What to do.
Repeat the listing word for word. No pictures belong in the copy.

-- BEGIN Information given --

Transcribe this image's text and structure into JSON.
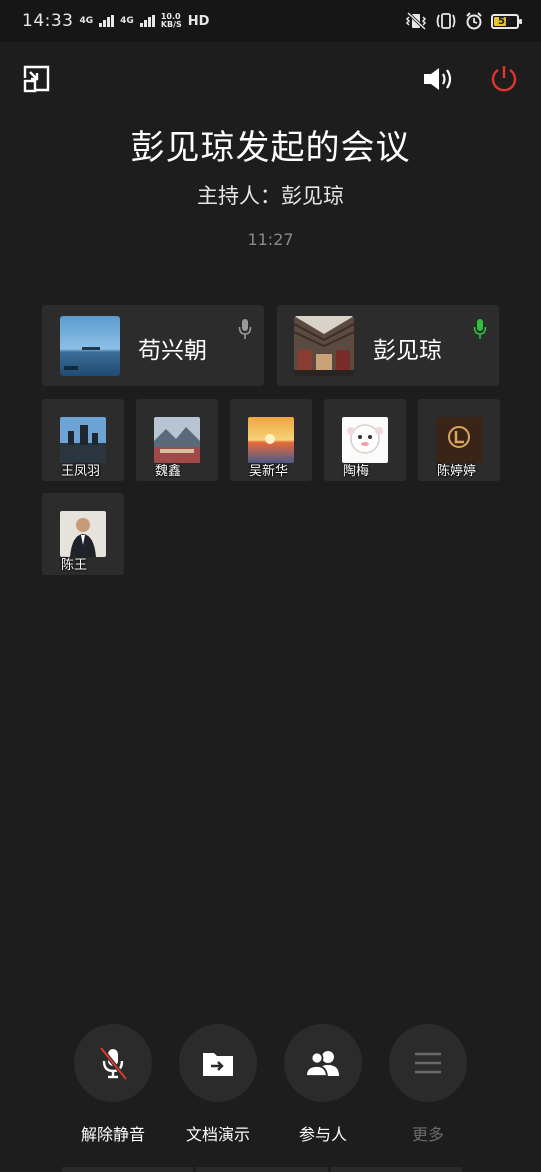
{
  "status_bar": {
    "time": "14:33",
    "net_type_1": "4G",
    "net_type_2": "4G",
    "net_speed": "10.0",
    "net_speed_unit": "KB/S",
    "hd_label": "HD",
    "battery_level": "52"
  },
  "meeting": {
    "title": "彭见琼发起的会议",
    "host_line": "主持人：彭见琼",
    "duration": "11:27"
  },
  "featured_participants": [
    {
      "name": "苟兴朝",
      "mic_state": "idle",
      "mic_color": "#9a9a9a"
    },
    {
      "name": "彭见琼",
      "mic_state": "speaking",
      "mic_color": "#2fbf3c"
    }
  ],
  "participants": [
    {
      "name": "王凤羽"
    },
    {
      "name": "魏鑫"
    },
    {
      "name": "吴新华"
    },
    {
      "name": "陶梅"
    },
    {
      "name": "陈婷婷"
    },
    {
      "name": "陈王"
    }
  ],
  "toolbar": {
    "unmute_label": "解除静音",
    "share_doc_label": "文档演示",
    "participants_label": "参与人",
    "more_label": "更多"
  },
  "colors": {
    "background": "#1d1d1d",
    "card": "#2c2c2c",
    "power_red": "#e0352b",
    "mute_slash": "#d83a2e",
    "speaking_green": "#2fbf3c"
  },
  "icons": {
    "minimize": "minimize-window-icon",
    "speaker": "speaker-icon",
    "power": "power-icon",
    "mic_off": "mic-off-icon",
    "share": "share-document-icon",
    "people": "participants-icon",
    "more": "menu-icon"
  }
}
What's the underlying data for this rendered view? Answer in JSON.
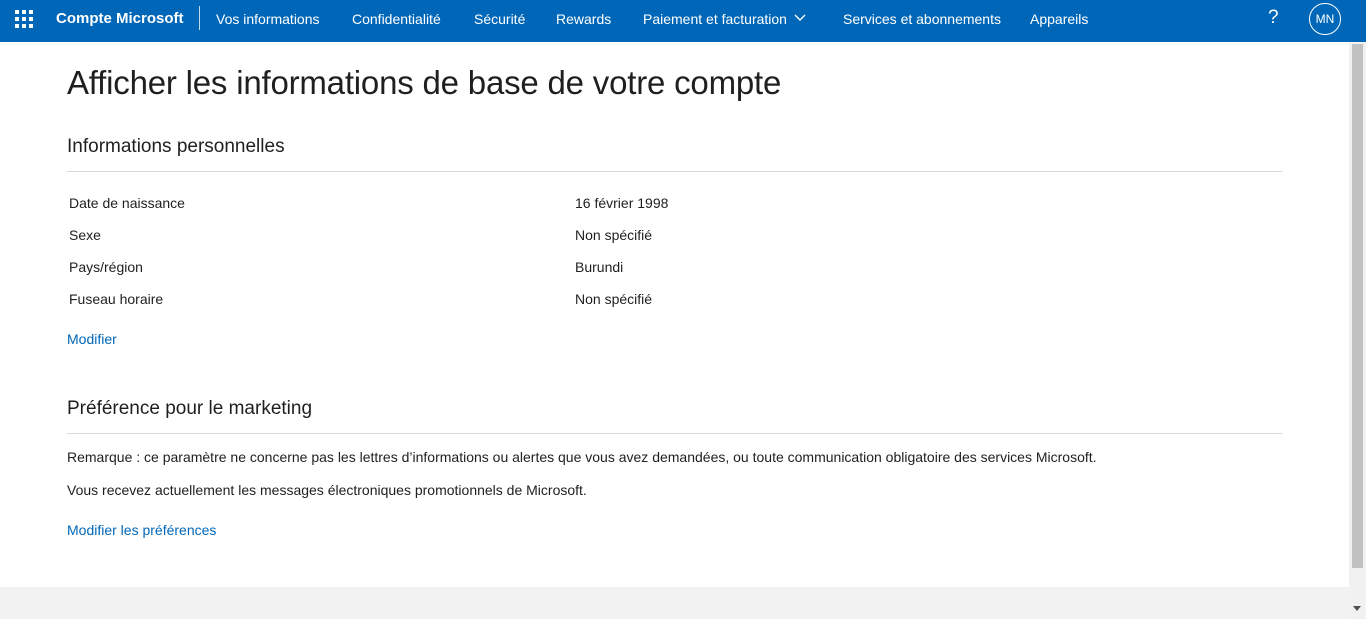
{
  "header": {
    "brand": "Compte Microsoft",
    "nav": [
      {
        "label": "Vos informations"
      },
      {
        "label": "Confidentialité"
      },
      {
        "label": "Sécurité"
      },
      {
        "label": "Rewards"
      },
      {
        "label": "Paiement et facturation"
      },
      {
        "label": "Services et abonnements"
      },
      {
        "label": "Appareils"
      }
    ],
    "help_label": "?",
    "avatar_initials": "MN",
    "icons": {
      "apps": "waffle-icon",
      "dropdown": "chevron-down-icon"
    },
    "accent_color": "#0067b8"
  },
  "main": {
    "title": "Afficher les informations de base de votre compte",
    "personal": {
      "heading": "Informations personnelles",
      "rows": [
        {
          "label": "Date de naissance",
          "value": "16 février 1998"
        },
        {
          "label": "Sexe",
          "value": "Non spécifié"
        },
        {
          "label": "Pays/région",
          "value": "Burundi"
        },
        {
          "label": "Fuseau horaire",
          "value": "Non spécifié"
        }
      ],
      "edit_link": "Modifier"
    },
    "marketing": {
      "heading": "Préférence pour le marketing",
      "note": "Remarque : ce paramètre ne concerne pas les lettres d’informations ou alertes que vous avez demandées, ou toute communication obligatoire des services Microsoft.",
      "status": "Vous recevez actuellement les messages électroniques promotionnels de Microsoft.",
      "edit_link": "Modifier les préférences"
    }
  }
}
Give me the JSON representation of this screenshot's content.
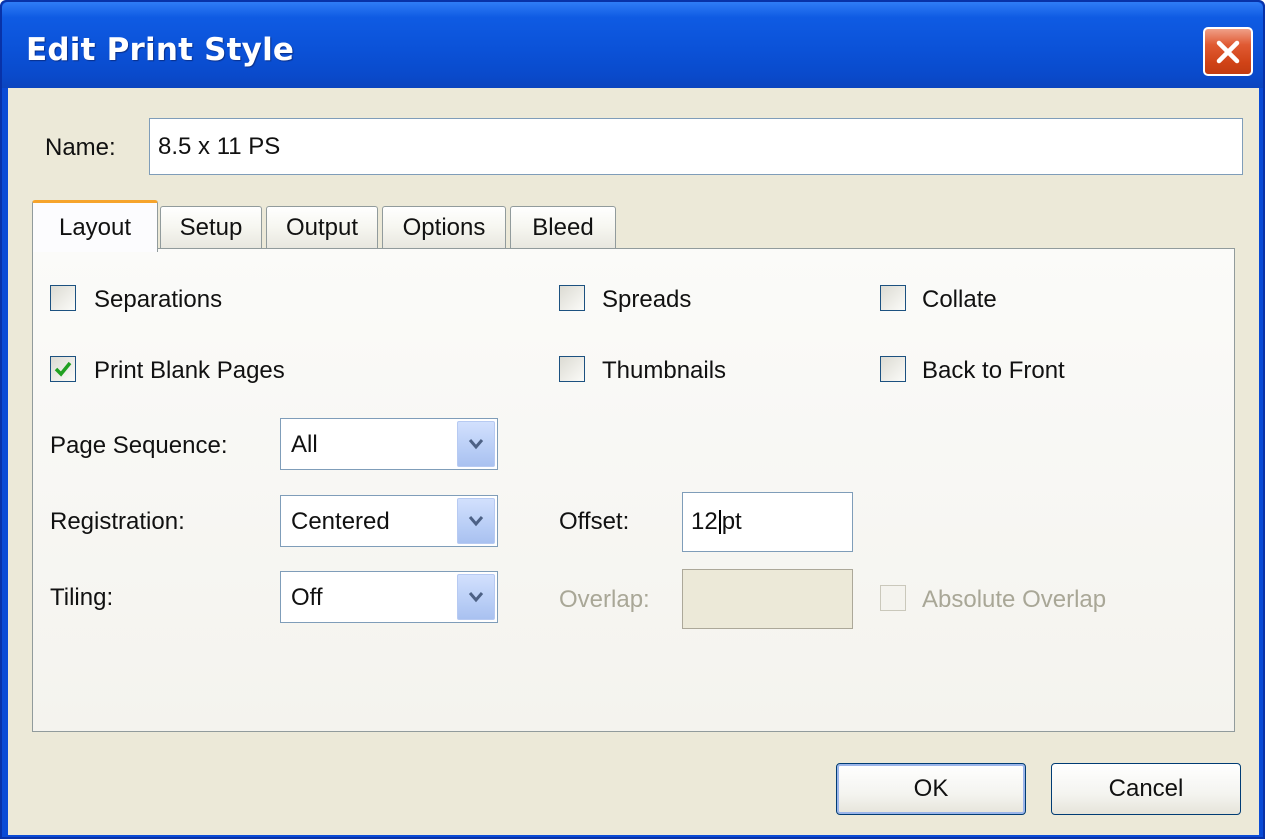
{
  "window": {
    "title": "Edit Print Style"
  },
  "name_field": {
    "label": "Name:",
    "value": "8.5 x 11 PS"
  },
  "tabs": [
    {
      "label": "Layout",
      "active": true
    },
    {
      "label": "Setup",
      "active": false
    },
    {
      "label": "Output",
      "active": false
    },
    {
      "label": "Options",
      "active": false
    },
    {
      "label": "Bleed",
      "active": false
    }
  ],
  "checkboxes": {
    "separations": {
      "label": "Separations",
      "checked": false
    },
    "spreads": {
      "label": "Spreads",
      "checked": false
    },
    "collate": {
      "label": "Collate",
      "checked": false
    },
    "print_blank_pages": {
      "label": "Print Blank Pages",
      "checked": true
    },
    "thumbnails": {
      "label": "Thumbnails",
      "checked": false
    },
    "back_to_front": {
      "label": "Back to Front",
      "checked": false
    },
    "absolute_overlap": {
      "label": "Absolute Overlap",
      "checked": false,
      "disabled": true
    }
  },
  "page_sequence": {
    "label": "Page Sequence:",
    "value": "All"
  },
  "registration": {
    "label": "Registration:",
    "value": "Centered"
  },
  "tiling": {
    "label": "Tiling:",
    "value": "Off"
  },
  "offset": {
    "label": "Offset:",
    "value_before_caret": "12",
    "value_after_caret": "pt"
  },
  "overlap": {
    "label": "Overlap:",
    "value": "",
    "disabled": true
  },
  "buttons": {
    "ok": "OK",
    "cancel": "Cancel"
  },
  "colors": {
    "titlebar": "#0b52d8",
    "dialog_face": "#ece9d8",
    "tab_highlight": "#f6a42c",
    "checkmark": "#21a121",
    "close_button": "#d04317"
  },
  "icons": {
    "close": "close-x-icon",
    "dropdown": "chevron-down-icon",
    "check": "checkmark-icon"
  }
}
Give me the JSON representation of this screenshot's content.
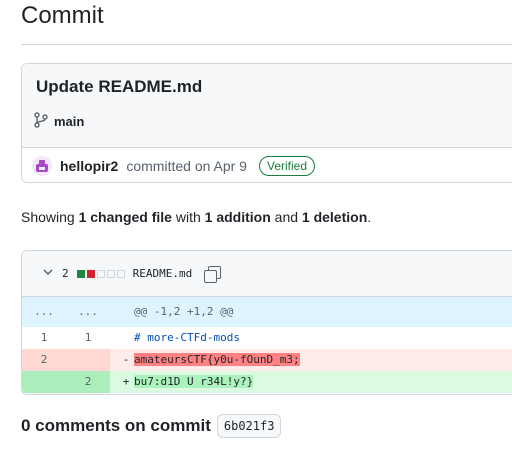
{
  "page": {
    "title": "Commit"
  },
  "commit": {
    "message": "Update README.md",
    "branch": "main",
    "author": "hellopir2",
    "committed_text": "committed on Apr 9",
    "verified_label": "Verified"
  },
  "summary": {
    "prefix": "Showing",
    "changed": "1 changed file",
    "with": "with",
    "additions": "1 addition",
    "and": "and",
    "deletions": "1 deletion",
    "end": "."
  },
  "file": {
    "count": "2",
    "name": "README.md",
    "hunk_header": "@@ -1,2 +1,2 @@",
    "hunk_left": "...",
    "hunk_right": "...",
    "lines": [
      {
        "type": "context",
        "old": "1",
        "new": "1",
        "sign": "",
        "text": "# more-CTFd-mods"
      },
      {
        "type": "deletion",
        "old": "2",
        "new": "",
        "sign": "-",
        "text": "amateursCTF{y0u-fOunD_m3;"
      },
      {
        "type": "addition",
        "old": "",
        "new": "2",
        "sign": "+",
        "text": "bu7:d1D U r34L!y?}"
      }
    ]
  },
  "comments": {
    "label": "0 comments on commit",
    "sha": "6b021f3"
  },
  "colors": {
    "accent_green": "#1a7f37",
    "deletion_bg": "#ffebe9",
    "addition_bg": "#dafbe1",
    "hunk_bg": "#ddf4ff"
  },
  "icons": [
    "git-branch-icon",
    "avatar-icon",
    "chevron-down-icon",
    "copy-icon"
  ]
}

-- END Information given --

Exercise solution.
Transcribe this image's text and structure into JSON.
{
  "status_bar": {
    "time": "14:33",
    "net_type_1": "4G",
    "net_type_2": "4G",
    "net_speed": "10.0",
    "net_speed_unit": "KB/S",
    "hd_label": "HD",
    "battery_level": "52"
  },
  "meeting": {
    "title": "彭见琼发起的会议",
    "host_line": "主持人：彭见琼",
    "duration": "11:27"
  },
  "featured_participants": [
    {
      "name": "苟兴朝",
      "mic_state": "idle",
      "mic_color": "#9a9a9a"
    },
    {
      "name": "彭见琼",
      "mic_state": "speaking",
      "mic_color": "#2fbf3c"
    }
  ],
  "participants": [
    {
      "name": "王凤羽"
    },
    {
      "name": "魏鑫"
    },
    {
      "name": "吴新华"
    },
    {
      "name": "陶梅"
    },
    {
      "name": "陈婷婷"
    },
    {
      "name": "陈王"
    }
  ],
  "toolbar": {
    "unmute_label": "解除静音",
    "share_doc_label": "文档演示",
    "participants_label": "参与人",
    "more_label": "更多"
  },
  "colors": {
    "background": "#1d1d1d",
    "card": "#2c2c2c",
    "power_red": "#e0352b",
    "mute_slash": "#d83a2e",
    "speaking_green": "#2fbf3c"
  },
  "icons": {
    "minimize": "minimize-window-icon",
    "speaker": "speaker-icon",
    "power": "power-icon",
    "mic_off": "mic-off-icon",
    "share": "share-document-icon",
    "people": "participants-icon",
    "more": "menu-icon"
  }
}
What's the underlying data for this rendered view? Answer in JSON.
{
  "header": {
    "brand": "Compte Microsoft",
    "nav": [
      {
        "label": "Vos informations"
      },
      {
        "label": "Confidentialité"
      },
      {
        "label": "Sécurité"
      },
      {
        "label": "Rewards"
      },
      {
        "label": "Paiement et facturation"
      },
      {
        "label": "Services et abonnements"
      },
      {
        "label": "Appareils"
      }
    ],
    "help_label": "?",
    "avatar_initials": "MN",
    "icons": {
      "apps": "waffle-icon",
      "dropdown": "chevron-down-icon"
    },
    "accent_color": "#0067b8"
  },
  "main": {
    "title": "Afficher les informations de base de votre compte",
    "personal": {
      "heading": "Informations personnelles",
      "rows": [
        {
          "label": "Date de naissance",
          "value": "16 février 1998"
        },
        {
          "label": "Sexe",
          "value": "Non spécifié"
        },
        {
          "label": "Pays/région",
          "value": "Burundi"
        },
        {
          "label": "Fuseau horaire",
          "value": "Non spécifié"
        }
      ],
      "edit_link": "Modifier"
    },
    "marketing": {
      "heading": "Préférence pour le marketing",
      "note": "Remarque : ce paramètre ne concerne pas les lettres d’informations ou alertes que vous avez demandées, ou toute communication obligatoire des services Microsoft.",
      "status": "Vous recevez actuellement les messages électroniques promotionnels de Microsoft.",
      "edit_link": "Modifier les préférences"
    }
  }
}
Give me the JSON representation of this screenshot's content.
{
  "window": {
    "title": "Edit Print Style"
  },
  "name_field": {
    "label": "Name:",
    "value": "8.5 x 11 PS"
  },
  "tabs": [
    {
      "label": "Layout",
      "active": true
    },
    {
      "label": "Setup",
      "active": false
    },
    {
      "label": "Output",
      "active": false
    },
    {
      "label": "Options",
      "active": false
    },
    {
      "label": "Bleed",
      "active": false
    }
  ],
  "checkboxes": {
    "separations": {
      "label": "Separations",
      "checked": false
    },
    "spreads": {
      "label": "Spreads",
      "checked": false
    },
    "collate": {
      "label": "Collate",
      "checked": false
    },
    "print_blank_pages": {
      "label": "Print Blank Pages",
      "checked": true
    },
    "thumbnails": {
      "label": "Thumbnails",
      "checked": false
    },
    "back_to_front": {
      "label": "Back to Front",
      "checked": false
    },
    "absolute_overlap": {
      "label": "Absolute Overlap",
      "checked": false,
      "disabled": true
    }
  },
  "page_sequence": {
    "label": "Page Sequence:",
    "value": "All"
  },
  "registration": {
    "label": "Registration:",
    "value": "Centered"
  },
  "tiling": {
    "label": "Tiling:",
    "value": "Off"
  },
  "offset": {
    "label": "Offset:",
    "value_before_caret": "12",
    "value_after_caret": "pt"
  },
  "overlap": {
    "label": "Overlap:",
    "value": "",
    "disabled": true
  },
  "buttons": {
    "ok": "OK",
    "cancel": "Cancel"
  },
  "colors": {
    "titlebar": "#0b52d8",
    "dialog_face": "#ece9d8",
    "tab_highlight": "#f6a42c",
    "checkmark": "#21a121",
    "close_button": "#d04317"
  },
  "icons": {
    "close": "close-x-icon",
    "dropdown": "chevron-down-icon",
    "check": "checkmark-icon"
  }
}
Give me the JSON representation of this screenshot's content.
{
  "page": {
    "title": "Commit"
  },
  "commit": {
    "message": "Update README.md",
    "branch": "main",
    "author": "hellopir2",
    "committed_text": "committed on Apr 9",
    "verified_label": "Verified"
  },
  "summary": {
    "prefix": "Showing",
    "changed": "1 changed file",
    "with": "with",
    "additions": "1 addition",
    "and": "and",
    "deletions": "1 deletion",
    "end": "."
  },
  "file": {
    "count": "2",
    "name": "README.md",
    "hunk_header": "@@ -1,2 +1,2 @@",
    "hunk_left": "...",
    "hunk_right": "...",
    "lines": [
      {
        "type": "context",
        "old": "1",
        "new": "1",
        "sign": "",
        "text": "# more-CTFd-mods"
      },
      {
        "type": "deletion",
        "old": "2",
        "new": "",
        "sign": "-",
        "text": "amateursCTF{y0u-fOunD_m3;"
      },
      {
        "type": "addition",
        "old": "",
        "new": "2",
        "sign": "+",
        "text": "bu7:d1D U r34L!y?}"
      }
    ]
  },
  "comments": {
    "label": "0 comments on commit",
    "sha": "6b021f3"
  },
  "colors": {
    "accent_green": "#1a7f37",
    "deletion_bg": "#ffebe9",
    "addition_bg": "#dafbe1",
    "hunk_bg": "#ddf4ff"
  },
  "icons": [
    "git-branch-icon",
    "avatar-icon",
    "chevron-down-icon",
    "copy-icon"
  ]
}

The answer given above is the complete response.